**GOAL:**
Print the lines of the records exactly as they stand, from the line with "dns-servers-column: DNS Servers: +" to the line with "main-window-footer-buttons: Revert Apply", both included.

**GIVEN RECORDS:**
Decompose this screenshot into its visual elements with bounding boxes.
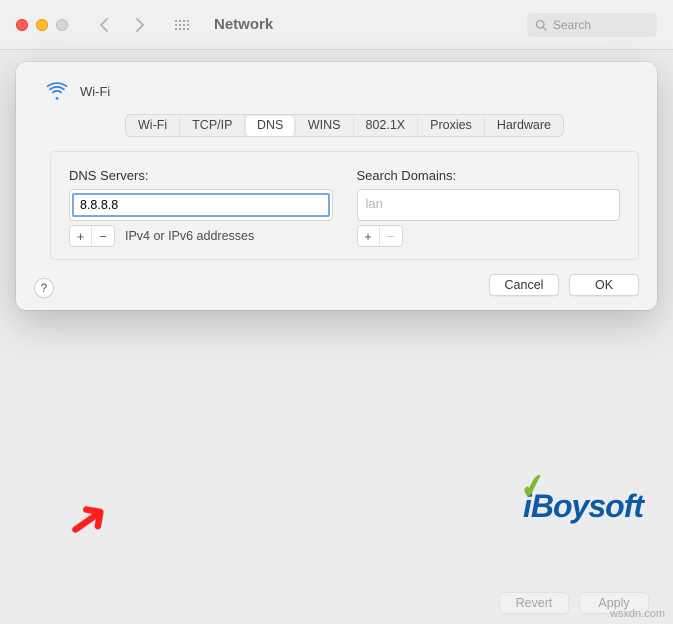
dns-servers-column: DNS Servers: + − IPv4 or IPv6 addresses <box>69 168 333 247</box>
add-search-domain-button[interactable]: + <box>358 226 380 246</box>
tab-proxies[interactable]: Proxies <box>418 115 485 136</box>
watermark-logo: i✔Boysoft <box>523 490 643 522</box>
dns-servers-label: DNS Servers: <box>69 168 333 183</box>
search-field[interactable]: Search <box>527 13 657 37</box>
show-all-preferences-button[interactable] <box>168 14 196 36</box>
dns-hint-text: IPv4 or IPv6 addresses <box>125 229 254 243</box>
tab-tcp-ip[interactable]: TCP/IP <box>180 115 245 136</box>
revert-button: Revert <box>499 592 569 614</box>
dns-settings-sheet: Wi-Fi Wi-FiTCP/IPDNSWINS802.1XProxiesHar… <box>16 62 657 310</box>
search-domains-list[interactable]: lan <box>357 189 621 221</box>
wifi-icon <box>46 80 68 102</box>
tab-wins[interactable]: WINS <box>296 115 354 136</box>
ok-button[interactable]: OK <box>569 274 639 296</box>
search-domain-entry[interactable]: lan <box>358 190 620 217</box>
back-button <box>90 14 118 36</box>
cancel-button[interactable]: Cancel <box>489 274 559 296</box>
search-domains-label: Search Domains: <box>357 168 621 183</box>
close-window-button[interactable] <box>16 19 28 31</box>
domain-add-remove-control: + − <box>357 225 403 247</box>
search-domains-column: Search Domains: lan + − <box>357 168 621 247</box>
tab-dns[interactable]: DNS <box>245 115 296 137</box>
search-placeholder: Search <box>553 18 591 32</box>
tab-802-1x[interactable]: 802.1X <box>354 115 419 136</box>
main-window-footer-buttons: Revert Apply <box>499 592 649 614</box>
zoom-window-button[interactable] <box>56 19 68 31</box>
tab-hardware[interactable]: Hardware <box>485 115 563 136</box>
remove-search-domain-button: − <box>380 226 402 246</box>
search-icon <box>535 19 547 31</box>
window-controls <box>16 19 68 31</box>
titlebar: Network Search <box>0 0 673 50</box>
apply-button: Apply <box>579 592 649 614</box>
annotation-arrow-icon: ➜ <box>53 483 123 557</box>
sheet-footer: ? Cancel OK <box>50 274 639 296</box>
sheet-header: Wi-Fi <box>46 80 639 102</box>
help-button[interactable]: ? <box>34 278 54 298</box>
dns-content-panel: DNS Servers: + − IPv4 or IPv6 addresses … <box>50 151 639 260</box>
forward-button <box>126 14 154 36</box>
remove-dns-server-button[interactable]: − <box>92 226 114 246</box>
dns-servers-list[interactable] <box>69 189 333 221</box>
tab-wi-fi[interactable]: Wi-Fi <box>126 115 180 136</box>
window-title: Network <box>214 16 273 33</box>
connection-name: Wi-Fi <box>80 84 110 99</box>
add-dns-server-button[interactable]: + <box>70 226 92 246</box>
dns-server-entry-input[interactable] <box>72 193 330 217</box>
settings-tabs: Wi-FiTCP/IPDNSWINS802.1XProxiesHardware <box>50 114 639 137</box>
minimize-window-button[interactable] <box>36 19 48 31</box>
dns-add-remove-control: + − <box>69 225 115 247</box>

**SOLUTION TO THE PROBLEM:**
dns-servers-column: DNS Servers: + − IPv4 or IPv6 addresses <box>69 168 333 247</box>
add-search-domain-button[interactable]: + <box>358 226 380 246</box>
tab-proxies[interactable]: Proxies <box>418 115 485 136</box>
watermark-logo: i✔Boysoft <box>523 490 643 522</box>
dns-servers-label: DNS Servers: <box>69 168 333 183</box>
search-field[interactable]: Search <box>527 13 657 37</box>
show-all-preferences-button[interactable] <box>168 14 196 36</box>
dns-hint-text: IPv4 or IPv6 addresses <box>125 229 254 243</box>
tab-tcp-ip[interactable]: TCP/IP <box>180 115 245 136</box>
revert-button: Revert <box>499 592 569 614</box>
dns-settings-sheet: Wi-Fi Wi-FiTCP/IPDNSWINS802.1XProxiesHar… <box>16 62 657 310</box>
search-domains-list[interactable]: lan <box>357 189 621 221</box>
wifi-icon <box>46 80 68 102</box>
tab-wins[interactable]: WINS <box>296 115 354 136</box>
ok-button[interactable]: OK <box>569 274 639 296</box>
search-domain-entry[interactable]: lan <box>358 190 620 217</box>
back-button <box>90 14 118 36</box>
cancel-button[interactable]: Cancel <box>489 274 559 296</box>
search-domains-label: Search Domains: <box>357 168 621 183</box>
close-window-button[interactable] <box>16 19 28 31</box>
domain-add-remove-control: + − <box>357 225 403 247</box>
search-domains-column: Search Domains: lan + − <box>357 168 621 247</box>
tab-dns[interactable]: DNS <box>245 115 296 137</box>
search-placeholder: Search <box>553 18 591 32</box>
tab-802-1x[interactable]: 802.1X <box>354 115 419 136</box>
main-window-footer-buttons: Revert Apply <box>499 592 649 614</box>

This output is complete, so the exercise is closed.